Data extracted from a collection:
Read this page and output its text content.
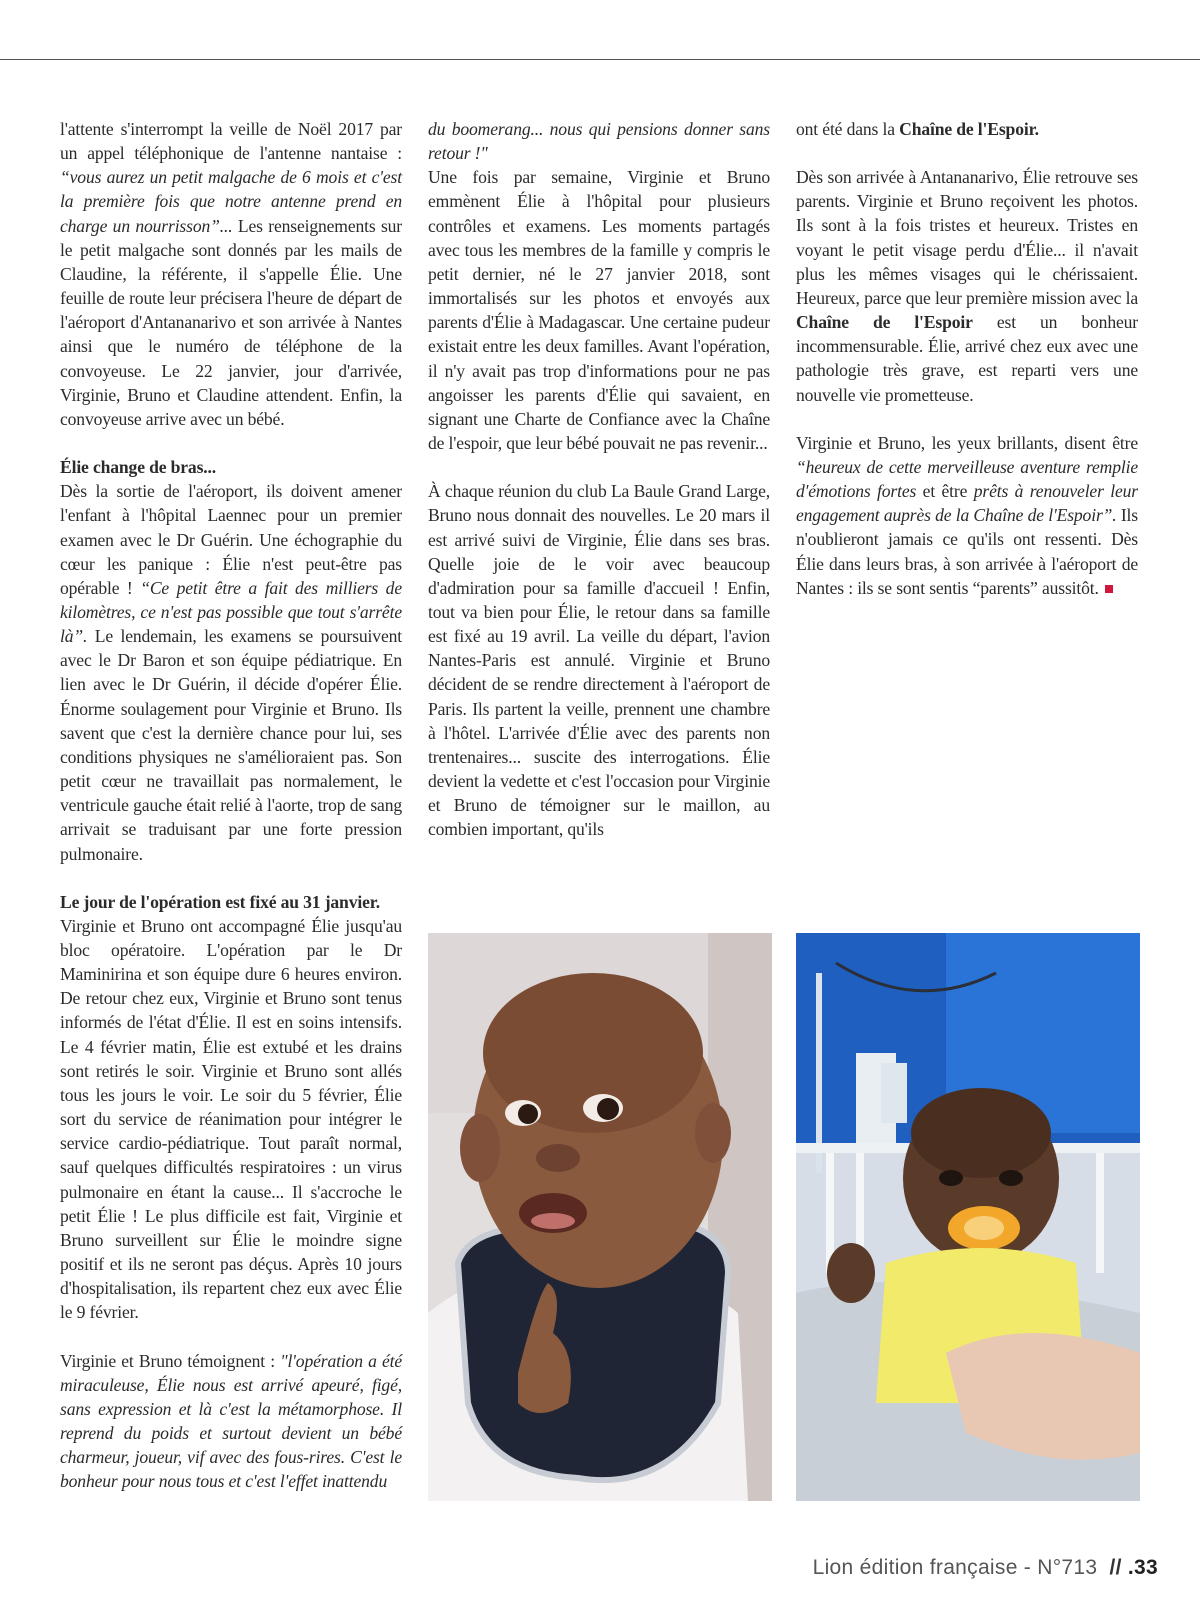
l'attente s'interrompt la veille de Noël 2017 par un appel téléphonique de l'antenne nantaise : “vous aurez un petit malgache de 6 mois et c'est la première fois que notre antenne prend en charge un nourrisson”... Les renseignements sur le petit malgache sont donnés par les mails de Claudine, la référente, il s'appelle Élie. Une feuille de route leur précisera l'heure de départ de l'aéroport d'Antananarivo et son arrivée à Nantes ainsi que le numéro de téléphone de la convoyeuse. Le 22 janvier, jour d'arrivée, Virginie, Bruno et Claudine attendent. Enfin, la convoyeuse arrive avec un bébé.

Élie change de bras...

Dès la sortie de l'aéroport, ils doivent amener l'enfant à l'hôpital Laennec pour un premier examen avec le Dr Guérin. Une échographie du cœur les panique : Élie n'est peut-être pas opérable ! “Ce petit être a fait des milliers de kilomètres, ce n'est pas possible que tout s'arrête là”. Le lendemain, les examens se poursuivent avec le Dr Baron et son équipe pédiatrique. En lien avec le Dr Guérin, il décide d'opérer Élie. Énorme soulagement pour Virginie et Bruno. Ils savent que c'est la dernière chance pour lui, ses conditions physiques ne s'amélioraient pas. Son petit cœur ne travaillait pas normalement, le ventricule gauche était relié à l'aorte, trop de sang arrivait se traduisant par une forte pression pulmonaire.

Le jour de l'opération est fixé au 31 janvier.

Virginie et Bruno ont accompagné Élie jusqu'au bloc opératoire. L'opération par le Dr Maminirina et son équipe dure 6 heures environ. De retour chez eux, Virginie et Bruno sont tenus informés de l'état d'Élie. Il est en soins intensifs. Le 4 février matin, Élie est extubé et les drains sont retirés le soir. Virginie et Bruno sont allés tous les jours le voir. Le soir du 5 février, Élie sort du service de réanimation pour intégrer le service cardio-pédiatrique. Tout paraît normal, sauf quelques difficultés respiratoires : un virus pulmonaire en étant la cause... Il s'accroche le petit Élie ! Le plus difficile est fait, Virginie et Bruno surveillent sur Élie le moindre signe positif et ils ne seront pas déçus. Après 10 jours d'hospitalisation, ils repartent chez eux avec Élie le 9 février.

Virginie et Bruno témoignent : "l'opération a été miraculeuse, Élie nous est arrivé apeuré, figé, sans expression et là c'est la métamorphose. Il reprend du poids et surtout devient un bébé charmeur, joueur, vif avec des fous-rires. C'est le bonheur pour nous tous et c'est l'effet inattendu

du boomerang... nous qui pensions donner sans retour !"

Une fois par semaine, Virginie et Bruno emmènent Élie à l'hôpital pour plusieurs contrôles et examens. Les moments partagés avec tous les membres de la famille y compris le petit dernier, né le 27 janvier 2018, sont immortalisés sur les photos et envoyés aux parents d'Élie à Madagascar. Une certaine pudeur existait entre les deux familles. Avant l'opération, il n'y avait pas trop d'informations pour ne pas angoisser les parents d'Élie qui savaient, en signant une Charte de Confiance avec la Chaîne de l'espoir, que leur bébé pouvait ne pas revenir...

À chaque réunion du club La Baule Grand Large, Bruno nous donnait des nouvelles. Le 20 mars il est arrivé suivi de Virginie, Élie dans ses bras. Quelle joie de le voir avec beaucoup d'admiration pour sa famille d'accueil ! Enfin, tout va bien pour Élie, le retour dans sa famille est fixé au 19 avril. La veille du départ, l'avion Nantes-Paris est annulé. Virginie et Bruno décident de se rendre directement à l'aéroport de Paris. Ils partent la veille, prennent une chambre à l'hôtel. L'arrivée d'Élie avec des parents non trentenaires... suscite des interrogations. Élie devient la vedette et c'est l'occasion pour Virginie et Bruno de témoigner sur le maillon, au combien important, qu'ils

ont été dans la Chaîne de l'Espoir.

Dès son arrivée à Antananarivo, Élie retrouve ses parents. Virginie et Bruno reçoivent les photos. Ils sont à la fois tristes et heureux. Tristes en voyant le petit visage perdu d'Élie... il n'avait plus les mêmes visages qui le chérissaient. Heureux, parce que leur première mission avec la Chaîne de l'Espoir est un bonheur incommensurable. Élie, arrivé chez eux avec une pathologie très grave, est reparti vers une nouvelle vie prometteuse.

Virginie et Bruno, les yeux brillants, disent être “heureux de cette merveilleuse aventure remplie d'émotions fortes et être prêts à renouveler leur engagement auprès de la Chaîne de l'Espoir”. Ils n'oublieront jamais ce qu'ils ont ressenti. Dès Élie dans leurs bras, à son arrivée à l'aéroport de Nantes : ils se sont sentis “parents” aussitôt.

Lion édition française - N°713 // .33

What you should do:
Which lines of the data contain the string "heureux"? Copy each one.

Task result:
Dès son arrivée à Antananarivo, Élie retrouve ses parents. Virginie et Bruno reçoivent les photos. Ils sont à la fois tristes et heureux. Tristes en voyant le petit visage perdu d'Élie... il n'avait plus les mêmes visages qui le chérissaient. Heureux, parce que leur première mission avec la Chaîne de l'Espoir est un bonheur incommensurable. Élie, arrivé chez eux avec une pathologie très grave, est reparti vers une nouvelle vie prometteuse.
Virginie et Bruno, les yeux brillants, disent être “heureux de cette merveilleuse aventure remplie d'émotions fortes et être prêts à renouveler leur engagement auprès de la Chaîne de l'Espoir”. Ils n'oublieront jamais ce qu'ils ont ressenti. Dès Élie dans leurs bras, à son arrivée à l'aéroport de Nantes : ils se sont sentis “parents” aussitôt.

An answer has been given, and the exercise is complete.